◆ Entries:
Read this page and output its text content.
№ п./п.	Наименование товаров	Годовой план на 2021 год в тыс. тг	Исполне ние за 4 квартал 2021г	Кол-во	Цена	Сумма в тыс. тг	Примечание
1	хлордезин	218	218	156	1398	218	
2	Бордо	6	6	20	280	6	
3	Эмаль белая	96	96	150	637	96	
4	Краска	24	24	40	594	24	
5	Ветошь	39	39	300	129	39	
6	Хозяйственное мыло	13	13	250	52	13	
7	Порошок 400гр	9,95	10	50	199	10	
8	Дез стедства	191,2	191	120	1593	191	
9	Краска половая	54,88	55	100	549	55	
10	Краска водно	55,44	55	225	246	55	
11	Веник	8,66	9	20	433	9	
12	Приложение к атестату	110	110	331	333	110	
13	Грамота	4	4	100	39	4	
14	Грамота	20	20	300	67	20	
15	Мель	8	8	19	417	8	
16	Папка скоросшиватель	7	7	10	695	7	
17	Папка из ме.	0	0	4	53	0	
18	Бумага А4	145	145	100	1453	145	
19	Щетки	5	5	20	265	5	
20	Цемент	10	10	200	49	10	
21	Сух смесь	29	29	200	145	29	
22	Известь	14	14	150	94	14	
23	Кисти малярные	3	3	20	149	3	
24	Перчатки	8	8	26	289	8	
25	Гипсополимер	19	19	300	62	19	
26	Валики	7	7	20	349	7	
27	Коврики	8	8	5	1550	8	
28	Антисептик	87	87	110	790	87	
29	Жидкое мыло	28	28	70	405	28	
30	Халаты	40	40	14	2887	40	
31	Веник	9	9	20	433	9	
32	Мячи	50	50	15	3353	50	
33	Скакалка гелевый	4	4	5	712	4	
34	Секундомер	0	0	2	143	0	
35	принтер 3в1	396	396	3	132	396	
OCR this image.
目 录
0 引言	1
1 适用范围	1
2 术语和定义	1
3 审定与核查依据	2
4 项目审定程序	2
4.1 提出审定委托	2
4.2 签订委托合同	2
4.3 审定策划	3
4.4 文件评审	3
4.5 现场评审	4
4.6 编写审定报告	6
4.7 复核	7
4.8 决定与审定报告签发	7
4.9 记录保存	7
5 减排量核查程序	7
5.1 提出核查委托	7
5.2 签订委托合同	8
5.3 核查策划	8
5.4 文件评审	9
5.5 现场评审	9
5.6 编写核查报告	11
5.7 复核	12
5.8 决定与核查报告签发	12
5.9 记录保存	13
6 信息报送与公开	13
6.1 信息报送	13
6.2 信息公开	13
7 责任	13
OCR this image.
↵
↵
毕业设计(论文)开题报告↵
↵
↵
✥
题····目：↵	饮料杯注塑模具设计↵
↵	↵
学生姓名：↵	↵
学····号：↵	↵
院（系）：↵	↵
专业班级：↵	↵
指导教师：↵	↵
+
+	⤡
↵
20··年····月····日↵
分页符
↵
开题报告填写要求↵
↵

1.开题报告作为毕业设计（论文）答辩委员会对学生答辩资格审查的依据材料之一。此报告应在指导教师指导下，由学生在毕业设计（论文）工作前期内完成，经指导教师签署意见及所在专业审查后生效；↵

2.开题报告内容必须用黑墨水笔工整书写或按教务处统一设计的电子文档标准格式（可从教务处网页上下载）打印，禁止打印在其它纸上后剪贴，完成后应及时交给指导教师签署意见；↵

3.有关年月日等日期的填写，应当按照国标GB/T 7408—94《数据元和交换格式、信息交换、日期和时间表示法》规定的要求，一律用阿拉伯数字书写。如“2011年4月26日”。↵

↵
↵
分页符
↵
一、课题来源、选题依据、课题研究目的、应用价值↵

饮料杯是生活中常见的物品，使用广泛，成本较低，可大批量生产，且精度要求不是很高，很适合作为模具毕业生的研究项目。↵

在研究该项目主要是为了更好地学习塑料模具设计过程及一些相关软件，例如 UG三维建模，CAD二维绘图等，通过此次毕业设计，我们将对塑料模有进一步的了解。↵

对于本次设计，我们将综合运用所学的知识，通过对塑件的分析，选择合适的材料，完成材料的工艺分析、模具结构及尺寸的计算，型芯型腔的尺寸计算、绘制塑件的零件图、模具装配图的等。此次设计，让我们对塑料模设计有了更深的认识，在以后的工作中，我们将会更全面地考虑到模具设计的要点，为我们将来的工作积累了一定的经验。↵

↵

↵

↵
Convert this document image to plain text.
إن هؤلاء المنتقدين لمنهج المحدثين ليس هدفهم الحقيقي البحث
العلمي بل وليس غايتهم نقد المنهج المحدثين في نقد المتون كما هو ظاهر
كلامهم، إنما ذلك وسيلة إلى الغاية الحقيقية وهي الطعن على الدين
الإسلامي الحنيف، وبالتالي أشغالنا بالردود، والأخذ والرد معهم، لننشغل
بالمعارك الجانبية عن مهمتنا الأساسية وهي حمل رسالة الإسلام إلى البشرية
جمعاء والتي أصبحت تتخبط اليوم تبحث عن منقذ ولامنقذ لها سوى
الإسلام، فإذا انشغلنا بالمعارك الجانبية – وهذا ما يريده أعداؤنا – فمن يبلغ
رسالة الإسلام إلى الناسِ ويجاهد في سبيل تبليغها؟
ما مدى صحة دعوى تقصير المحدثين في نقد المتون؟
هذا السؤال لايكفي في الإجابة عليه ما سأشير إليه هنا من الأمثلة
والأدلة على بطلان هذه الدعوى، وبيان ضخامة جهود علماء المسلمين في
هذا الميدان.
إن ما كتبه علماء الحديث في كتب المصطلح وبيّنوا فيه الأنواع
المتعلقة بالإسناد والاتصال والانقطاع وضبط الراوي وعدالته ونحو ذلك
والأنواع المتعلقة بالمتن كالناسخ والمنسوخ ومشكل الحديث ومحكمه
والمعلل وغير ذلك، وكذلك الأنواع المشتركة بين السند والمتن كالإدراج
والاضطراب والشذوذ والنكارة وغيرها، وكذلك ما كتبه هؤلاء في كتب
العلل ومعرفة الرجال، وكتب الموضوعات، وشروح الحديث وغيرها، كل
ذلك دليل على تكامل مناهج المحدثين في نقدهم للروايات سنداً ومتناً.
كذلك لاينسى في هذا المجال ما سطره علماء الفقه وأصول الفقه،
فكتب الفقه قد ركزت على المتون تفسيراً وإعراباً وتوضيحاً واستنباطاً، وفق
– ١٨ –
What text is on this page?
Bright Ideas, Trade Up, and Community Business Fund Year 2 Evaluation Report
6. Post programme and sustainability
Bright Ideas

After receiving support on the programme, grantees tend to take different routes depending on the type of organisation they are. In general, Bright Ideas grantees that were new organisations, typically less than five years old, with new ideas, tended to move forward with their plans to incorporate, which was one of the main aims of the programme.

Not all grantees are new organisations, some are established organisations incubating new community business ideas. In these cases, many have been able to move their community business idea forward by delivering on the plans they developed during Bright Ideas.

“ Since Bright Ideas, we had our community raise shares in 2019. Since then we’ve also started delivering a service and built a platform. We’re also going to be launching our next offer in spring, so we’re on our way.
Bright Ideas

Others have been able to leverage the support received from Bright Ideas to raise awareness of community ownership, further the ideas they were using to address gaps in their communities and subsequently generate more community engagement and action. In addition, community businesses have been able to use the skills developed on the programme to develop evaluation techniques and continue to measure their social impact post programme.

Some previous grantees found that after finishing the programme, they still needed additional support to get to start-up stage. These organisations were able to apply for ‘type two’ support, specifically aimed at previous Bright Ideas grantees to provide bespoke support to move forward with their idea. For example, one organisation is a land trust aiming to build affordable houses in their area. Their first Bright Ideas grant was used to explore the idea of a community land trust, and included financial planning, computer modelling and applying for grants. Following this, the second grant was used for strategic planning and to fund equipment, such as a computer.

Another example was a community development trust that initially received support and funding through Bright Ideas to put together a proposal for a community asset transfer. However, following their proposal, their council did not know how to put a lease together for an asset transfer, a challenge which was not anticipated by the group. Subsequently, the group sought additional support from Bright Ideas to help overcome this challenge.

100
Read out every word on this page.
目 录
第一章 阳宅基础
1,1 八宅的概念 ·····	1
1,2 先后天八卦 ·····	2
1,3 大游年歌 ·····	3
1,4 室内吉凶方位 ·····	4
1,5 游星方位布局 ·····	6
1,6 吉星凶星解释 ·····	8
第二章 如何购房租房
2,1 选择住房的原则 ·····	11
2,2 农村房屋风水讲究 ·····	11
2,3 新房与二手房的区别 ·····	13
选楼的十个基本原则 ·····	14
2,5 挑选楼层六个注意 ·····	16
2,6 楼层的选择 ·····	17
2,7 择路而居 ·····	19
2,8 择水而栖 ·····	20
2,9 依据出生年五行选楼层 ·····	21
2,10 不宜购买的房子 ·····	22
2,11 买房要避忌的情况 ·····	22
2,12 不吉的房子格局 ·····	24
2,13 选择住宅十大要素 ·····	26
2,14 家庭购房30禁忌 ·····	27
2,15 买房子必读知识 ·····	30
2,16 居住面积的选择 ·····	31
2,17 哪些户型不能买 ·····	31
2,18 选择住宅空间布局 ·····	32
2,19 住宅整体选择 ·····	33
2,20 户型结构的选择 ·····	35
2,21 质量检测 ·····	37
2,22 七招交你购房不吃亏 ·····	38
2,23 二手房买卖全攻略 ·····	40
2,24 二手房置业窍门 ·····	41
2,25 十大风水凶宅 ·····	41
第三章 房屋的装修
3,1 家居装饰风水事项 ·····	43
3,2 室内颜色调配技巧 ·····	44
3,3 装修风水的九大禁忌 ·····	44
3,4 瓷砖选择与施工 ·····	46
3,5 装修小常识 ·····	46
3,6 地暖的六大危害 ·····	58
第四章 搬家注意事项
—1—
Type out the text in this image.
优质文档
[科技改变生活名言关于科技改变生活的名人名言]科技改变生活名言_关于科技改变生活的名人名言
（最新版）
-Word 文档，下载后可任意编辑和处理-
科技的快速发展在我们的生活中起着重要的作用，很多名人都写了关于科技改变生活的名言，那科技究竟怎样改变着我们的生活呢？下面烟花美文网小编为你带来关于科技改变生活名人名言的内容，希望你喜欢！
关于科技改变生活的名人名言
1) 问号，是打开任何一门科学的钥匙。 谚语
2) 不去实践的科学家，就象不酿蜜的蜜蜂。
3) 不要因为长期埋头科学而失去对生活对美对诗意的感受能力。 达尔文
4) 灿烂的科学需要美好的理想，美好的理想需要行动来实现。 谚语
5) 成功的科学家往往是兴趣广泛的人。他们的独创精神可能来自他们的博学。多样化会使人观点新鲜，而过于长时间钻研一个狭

◆ Written exercise:
Repeat only the stretch of lines starting at the one containing "Type out the text in this image." and running to the final line of the entries above.

◆ Final result:
Type out the text in this image.
优质文档
[科技改变生活名言关于科技改变生活的名人名言]科技改变生活名言_关于科技改变生活的名人名言
（最新版）
-Word 文档，下载后可任意编辑和处理-
科技的快速发展在我们的生活中起着重要的作用，很多名人都写了关于科技改变生活的名言，那科技究竟怎样改变着我们的生活呢？下面烟花美文网小编为你带来关于科技改变生活名人名言的内容，希望你喜欢！
关于科技改变生活的名人名言
1) 问号，是打开任何一门科学的钥匙。 谚语
2) 不去实践的科学家，就象不酿蜜的蜜蜂。
3) 不要因为长期埋头科学而失去对生活对美对诗意的感受能力。 达尔文
4) 灿烂的科学需要美好的理想，美好的理想需要行动来实现。 谚语
5) 成功的科学家往往是兴趣广泛的人。他们的独创精神可能来自他们的博学。多样化会使人观点新鲜，而过于长时间钻研一个狭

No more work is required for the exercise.